# Provided information
* START *
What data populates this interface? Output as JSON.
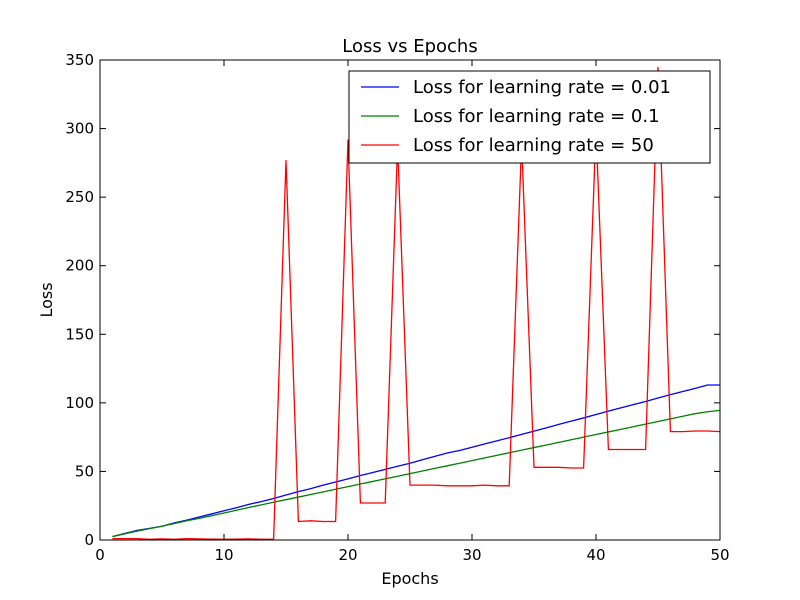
{
  "chart_data": {
    "type": "line",
    "title": "Loss vs Epochs",
    "xlabel": "Epochs",
    "ylabel": "Loss",
    "xlim": [
      0,
      50
    ],
    "ylim": [
      0,
      350
    ],
    "xticks": [
      0,
      10,
      20,
      30,
      40,
      50
    ],
    "yticks": [
      0,
      50,
      100,
      150,
      200,
      250,
      300,
      350
    ],
    "grid": false,
    "legend_position": "top-right",
    "series": [
      {
        "name": "Loss for learning rate = 0.01",
        "color": "#0000ff",
        "x": [
          1,
          2,
          3,
          4,
          5,
          6,
          7,
          8,
          9,
          10,
          11,
          12,
          13,
          14,
          15,
          16,
          17,
          18,
          19,
          20,
          21,
          22,
          23,
          24,
          25,
          26,
          27,
          28,
          29,
          30,
          31,
          32,
          33,
          34,
          35,
          36,
          37,
          38,
          39,
          40,
          41,
          42,
          43,
          44,
          45,
          46,
          47,
          48,
          49,
          50
        ],
        "values": [
          2.5,
          4.8,
          7.0,
          8.5,
          10.0,
          12.5,
          14.5,
          16.8,
          19.0,
          21.3,
          23.5,
          26.0,
          28.0,
          30.3,
          32.8,
          35.3,
          37.5,
          40.0,
          42.3,
          44.6,
          47.0,
          49.2,
          51.5,
          53.8,
          56.0,
          58.5,
          61.0,
          63.4,
          65.3,
          67.6,
          70.0,
          72.3,
          74.6,
          77.0,
          79.4,
          81.8,
          84.3,
          86.7,
          89.0,
          91.5,
          94.0,
          96.3,
          98.7,
          101.0,
          103.5,
          106.0,
          108.3,
          110.6,
          113.0,
          113.0
        ]
      },
      {
        "name": "Loss for learning rate = 0.1",
        "color": "#008000",
        "x": [
          1,
          2,
          3,
          4,
          5,
          6,
          7,
          8,
          9,
          10,
          11,
          12,
          13,
          14,
          15,
          16,
          17,
          18,
          19,
          20,
          21,
          22,
          23,
          24,
          25,
          26,
          27,
          28,
          29,
          30,
          31,
          32,
          33,
          34,
          35,
          36,
          37,
          38,
          39,
          40,
          41,
          42,
          43,
          44,
          45,
          46,
          47,
          48,
          49,
          50
        ],
        "values": [
          2.5,
          4.5,
          6.5,
          8.3,
          10.0,
          12.0,
          14.0,
          15.8,
          17.7,
          19.7,
          21.7,
          23.7,
          25.6,
          27.5,
          29.4,
          31.3,
          33.2,
          35.1,
          37.0,
          38.9,
          40.8,
          42.7,
          44.6,
          46.5,
          48.4,
          50.3,
          52.2,
          54.1,
          56.0,
          57.9,
          59.8,
          61.7,
          63.6,
          65.5,
          67.4,
          69.3,
          71.2,
          73.1,
          75.0,
          76.9,
          78.8,
          80.7,
          82.6,
          84.5,
          86.4,
          88.3,
          90.2,
          92.1,
          93.5,
          94.5
        ]
      },
      {
        "name": "Loss for learning rate = 50",
        "color": "#ff0000",
        "x": [
          1,
          2,
          3,
          4,
          5,
          6,
          7,
          8,
          9,
          10,
          11,
          12,
          13,
          14,
          15,
          16,
          17,
          18,
          19,
          20,
          21,
          22,
          23,
          24,
          25,
          26,
          27,
          28,
          29,
          30,
          31,
          32,
          33,
          34,
          35,
          36,
          37,
          38,
          39,
          40,
          41,
          42,
          43,
          44,
          45,
          46,
          47,
          48,
          49,
          50
        ],
        "values": [
          1.0,
          1.0,
          1.0,
          0.5,
          0.8,
          0.5,
          1.0,
          0.8,
          0.6,
          0.5,
          0.6,
          0.8,
          0.5,
          0.5,
          277,
          13.5,
          14.0,
          13.5,
          13.5,
          292,
          27.0,
          27.0,
          27.0,
          288,
          40.0,
          40.0,
          40.0,
          39.5,
          39.5,
          39.5,
          40.0,
          39.5,
          39.5,
          290,
          53.0,
          53.0,
          53.0,
          52.5,
          52.5,
          300,
          66.0,
          66.0,
          66.0,
          66.0,
          345,
          79.0,
          79.0,
          79.5,
          79.5,
          79.0
        ]
      }
    ]
  }
}
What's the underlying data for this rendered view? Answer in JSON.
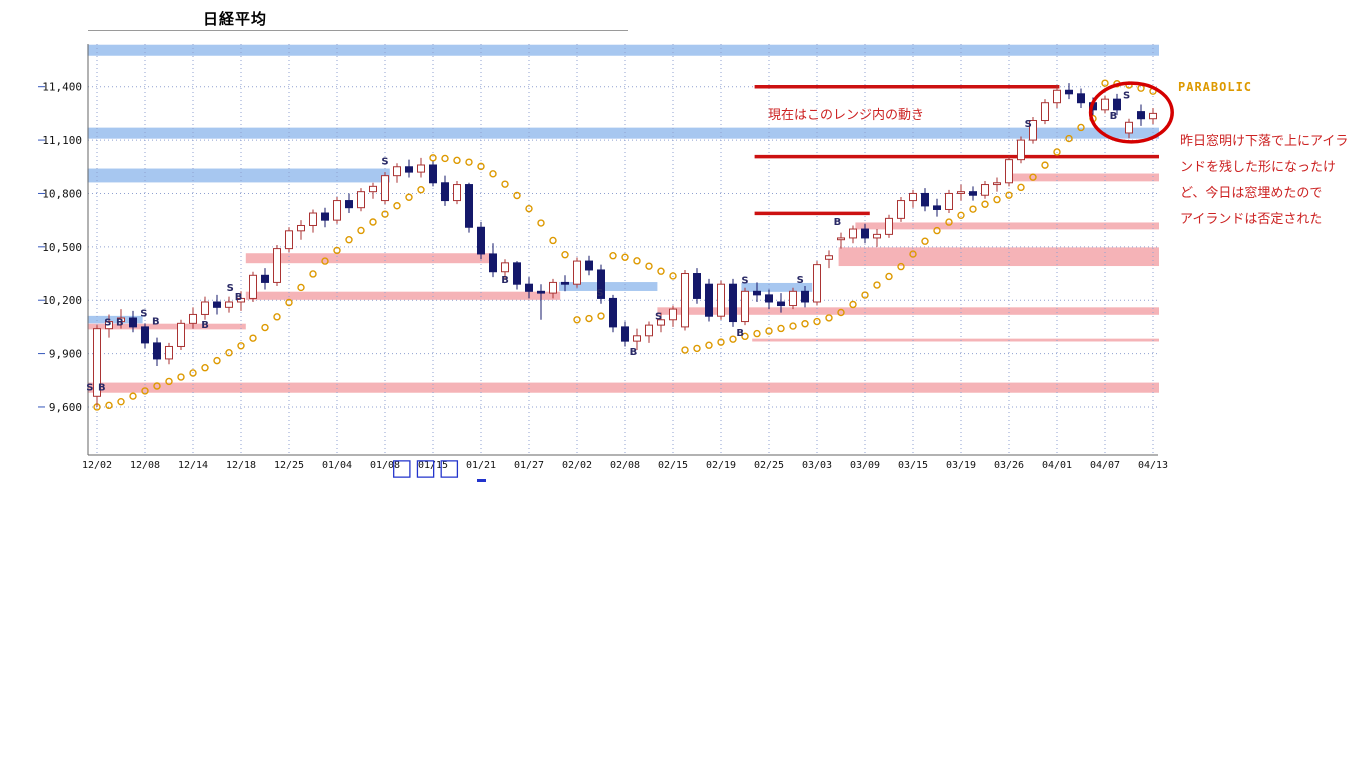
{
  "title": "日経平均",
  "annotations": {
    "parabolic_label": "PARABOLIC",
    "range_note": "現在はこのレンジ内の動き",
    "side_note_lines": [
      "昨日窓明け下落で上にアイラ",
      "ンドを残した形になったけ",
      "ど、今日は窓埋めたので",
      "アイランドは否定された"
    ]
  },
  "footer": {
    "glyphs": "□□□"
  },
  "chart_data": {
    "type": "candlestick",
    "title": "日経平均",
    "ylim": [
      9330,
      11640
    ],
    "y_ticks": [
      11400,
      11100,
      10800,
      10500,
      10200,
      9900,
      9600
    ],
    "y_tick_labels": [
      "11,400",
      "11,100",
      "10,800",
      "10,500",
      "10,200",
      "9,900",
      "9,600"
    ],
    "x_tick_labels": [
      "12/02",
      "12/08",
      "12/14",
      "12/18",
      "12/25",
      "01/04",
      "01/08",
      "01/15",
      "01/21",
      "01/27",
      "02/02",
      "02/08",
      "02/15",
      "02/19",
      "02/25",
      "03/03",
      "03/09",
      "03/15",
      "03/19",
      "03/26",
      "04/01",
      "04/07",
      "04/13"
    ],
    "x_tick_every": 4,
    "grid": "dotted",
    "candles": [
      [
        9660,
        10060,
        9600,
        10040
      ],
      [
        10040,
        10120,
        9990,
        10080
      ],
      [
        10080,
        10150,
        10040,
        10100
      ],
      [
        10100,
        10140,
        10020,
        10050
      ],
      [
        10050,
        10070,
        9930,
        9960
      ],
      [
        9960,
        9990,
        9830,
        9870
      ],
      [
        9870,
        9960,
        9840,
        9940
      ],
      [
        9940,
        10090,
        9920,
        10070
      ],
      [
        10070,
        10160,
        10040,
        10120
      ],
      [
        10120,
        10220,
        10090,
        10190
      ],
      [
        10190,
        10230,
        10120,
        10160
      ],
      [
        10160,
        10220,
        10130,
        10190
      ],
      [
        10190,
        10250,
        10140,
        10210
      ],
      [
        10210,
        10360,
        10190,
        10340
      ],
      [
        10340,
        10380,
        10260,
        10300
      ],
      [
        10300,
        10510,
        10280,
        10490
      ],
      [
        10490,
        10610,
        10470,
        10590
      ],
      [
        10590,
        10650,
        10540,
        10620
      ],
      [
        10620,
        10710,
        10580,
        10690
      ],
      [
        10690,
        10720,
        10610,
        10650
      ],
      [
        10650,
        10780,
        10630,
        10760
      ],
      [
        10760,
        10800,
        10690,
        10720
      ],
      [
        10720,
        10830,
        10700,
        10810
      ],
      [
        10810,
        10860,
        10770,
        10840
      ],
      [
        10760,
        10920,
        10740,
        10900
      ],
      [
        10900,
        10970,
        10860,
        10950
      ],
      [
        10950,
        10990,
        10890,
        10920
      ],
      [
        10920,
        11000,
        10890,
        10960
      ],
      [
        10960,
        10980,
        10840,
        10860
      ],
      [
        10860,
        10900,
        10730,
        10760
      ],
      [
        10760,
        10870,
        10740,
        10850
      ],
      [
        10850,
        10860,
        10580,
        10610
      ],
      [
        10610,
        10640,
        10430,
        10460
      ],
      [
        10460,
        10520,
        10330,
        10360
      ],
      [
        10360,
        10430,
        10320,
        10410
      ],
      [
        10410,
        10420,
        10260,
        10290
      ],
      [
        10290,
        10330,
        10210,
        10250
      ],
      [
        10250,
        10290,
        10090,
        10240
      ],
      [
        10240,
        10320,
        10210,
        10300
      ],
      [
        10300,
        10340,
        10250,
        10290
      ],
      [
        10290,
        10440,
        10270,
        10420
      ],
      [
        10420,
        10450,
        10340,
        10370
      ],
      [
        10370,
        10400,
        10180,
        10210
      ],
      [
        10210,
        10230,
        10020,
        10050
      ],
      [
        10050,
        10080,
        9940,
        9970
      ],
      [
        9970,
        10040,
        9920,
        10000
      ],
      [
        10000,
        10080,
        9960,
        10060
      ],
      [
        10060,
        10130,
        10020,
        10090
      ],
      [
        10090,
        10170,
        10050,
        10150
      ],
      [
        10050,
        10370,
        10030,
        10350
      ],
      [
        10350,
        10380,
        10180,
        10210
      ],
      [
        10290,
        10320,
        10080,
        10110
      ],
      [
        10110,
        10310,
        10090,
        10290
      ],
      [
        10290,
        10320,
        10050,
        10080
      ],
      [
        10080,
        10270,
        10060,
        10250
      ],
      [
        10250,
        10300,
        10190,
        10230
      ],
      [
        10230,
        10260,
        10150,
        10190
      ],
      [
        10190,
        10240,
        10130,
        10170
      ],
      [
        10170,
        10270,
        10150,
        10250
      ],
      [
        10250,
        10280,
        10160,
        10190
      ],
      [
        10190,
        10420,
        10170,
        10400
      ],
      [
        10430,
        10480,
        10380,
        10450
      ],
      [
        10540,
        10580,
        10490,
        10550
      ],
      [
        10550,
        10620,
        10520,
        10600
      ],
      [
        10600,
        10630,
        10520,
        10550
      ],
      [
        10550,
        10600,
        10500,
        10570
      ],
      [
        10570,
        10680,
        10550,
        10660
      ],
      [
        10660,
        10780,
        10640,
        10760
      ],
      [
        10760,
        10820,
        10720,
        10800
      ],
      [
        10800,
        10830,
        10700,
        10730
      ],
      [
        10730,
        10770,
        10670,
        10710
      ],
      [
        10710,
        10820,
        10690,
        10800
      ],
      [
        10800,
        10850,
        10760,
        10810
      ],
      [
        10810,
        10840,
        10760,
        10790
      ],
      [
        10790,
        10870,
        10770,
        10850
      ],
      [
        10850,
        10890,
        10810,
        10860
      ],
      [
        10860,
        11010,
        10840,
        10990
      ],
      [
        10990,
        11120,
        10970,
        11100
      ],
      [
        11100,
        11230,
        11080,
        11210
      ],
      [
        11210,
        11330,
        11190,
        11310
      ],
      [
        11310,
        11410,
        11280,
        11380
      ],
      [
        11380,
        11420,
        11330,
        11360
      ],
      [
        11360,
        11390,
        11280,
        11310
      ],
      [
        11310,
        11340,
        11240,
        11270
      ],
      [
        11270,
        11350,
        11250,
        11330
      ],
      [
        11330,
        11360,
        11240,
        11270
      ],
      [
        11140,
        11220,
        11110,
        11200
      ],
      [
        11260,
        11300,
        11180,
        11220
      ],
      [
        11220,
        11280,
        11190,
        11250
      ]
    ],
    "overlays": {
      "parabolic_sar": {
        "style": "hollow-dots",
        "af": 0.02,
        "af_max": 0.2
      },
      "bands": [
        {
          "color": "blue",
          "top": 11636,
          "bottom": 11574,
          "from": -0.8,
          "to": 88.5
        },
        {
          "color": "blue",
          "top": 11170,
          "bottom": 11108,
          "from": -0.8,
          "to": 88.5
        },
        {
          "color": "blue",
          "top": 10940,
          "bottom": 10862,
          "from": -0.8,
          "to": 24.4
        },
        {
          "color": "blue",
          "top": 10302,
          "bottom": 10252,
          "from": 38.5,
          "to": 46.7
        },
        {
          "color": "blue",
          "top": 10297,
          "bottom": 10247,
          "from": 53.7,
          "to": 59.6
        },
        {
          "color": "blue",
          "top": 10112,
          "bottom": 10070,
          "from": -0.8,
          "to": 3.8
        },
        {
          "color": "pink",
          "top": 9737,
          "bottom": 9680,
          "from": -0.8,
          "to": 88.5
        },
        {
          "color": "pink",
          "top": 10248,
          "bottom": 10202,
          "from": 12.4,
          "to": 38.6
        },
        {
          "color": "pink",
          "top": 10464,
          "bottom": 10408,
          "from": 12.4,
          "to": 32.9
        },
        {
          "color": "pink",
          "top": 10497,
          "bottom": 10392,
          "from": 61.8,
          "to": 88.5
        },
        {
          "color": "pink",
          "top": 10637,
          "bottom": 10598,
          "from": 63.2,
          "to": 88.5
        },
        {
          "color": "pink",
          "top": 10160,
          "bottom": 10118,
          "from": 46.7,
          "to": 88.5
        },
        {
          "color": "pink",
          "top": 10912,
          "bottom": 10868,
          "from": 76.1,
          "to": 88.5
        },
        {
          "color": "pink",
          "top": 9984,
          "bottom": 9968,
          "from": 54.6,
          "to": 88.5
        },
        {
          "color": "pink",
          "top": 10068,
          "bottom": 10036,
          "from": -0.8,
          "to": 12.4
        }
      ],
      "red_lines": [
        {
          "price": 11400,
          "from": 54.8,
          "to": 80.2
        },
        {
          "price": 11007,
          "from": 54.8,
          "to": 88.5
        },
        {
          "price": 10688,
          "from": 54.8,
          "to": 64.4
        }
      ],
      "markers": [
        {
          "label": "S",
          "idx": -0.6,
          "price": 9715
        },
        {
          "label": "B",
          "idx": 0.4,
          "price": 9715
        },
        {
          "label": "S",
          "idx": 0.9,
          "price": 10080
        },
        {
          "label": "B",
          "idx": 1.9,
          "price": 10080
        },
        {
          "label": "S",
          "idx": 3.9,
          "price": 10130
        },
        {
          "label": "B",
          "idx": 4.9,
          "price": 10085
        },
        {
          "label": "B",
          "idx": 9.0,
          "price": 10065
        },
        {
          "label": "S",
          "idx": 11.1,
          "price": 10275
        },
        {
          "label": "B",
          "idx": 11.8,
          "price": 10225
        },
        {
          "label": "S",
          "idx": 24.0,
          "price": 10985
        },
        {
          "label": "B",
          "idx": 34.0,
          "price": 10320
        },
        {
          "label": "S",
          "idx": 41.9,
          "price": 10245
        },
        {
          "label": "B",
          "idx": 44.7,
          "price": 9915
        },
        {
          "label": "S",
          "idx": 46.8,
          "price": 10115
        },
        {
          "label": "B",
          "idx": 53.6,
          "price": 10020
        },
        {
          "label": "S",
          "idx": 54.0,
          "price": 10315
        },
        {
          "label": "S",
          "idx": 58.6,
          "price": 10320
        },
        {
          "label": "B",
          "idx": 61.7,
          "price": 10645
        },
        {
          "label": "S",
          "idx": 77.6,
          "price": 11195
        },
        {
          "label": "B",
          "idx": 84.7,
          "price": 11240
        },
        {
          "label": "S",
          "idx": 85.8,
          "price": 11355
        }
      ],
      "highlight_ellipse": {
        "center_idx": 86.2,
        "center_price": 11255,
        "rx_candles": 3.4,
        "ry_price": 165
      }
    },
    "colors": {
      "up_fill": "#ffffff",
      "up_stroke": "#aa3333",
      "down": "#14186a",
      "sar": "#dd9900",
      "band_blue": "#a7c7f0",
      "band_pink": "#f5b3b7",
      "red_line": "#cc1111",
      "grid": "#8fa0d0",
      "annotation_red": "#cc2222",
      "parabolic_orange": "#dd9900",
      "marker": "#2a2a66",
      "footer_blue": "#2233cc"
    }
  }
}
* END *
Each line above that holds the string "learning" should be copied and shown.

        "name": "Loss for learning rate = 0.01",
        "name": "Loss for learning rate = 0.1",
        "name": "Loss for learning rate = 50",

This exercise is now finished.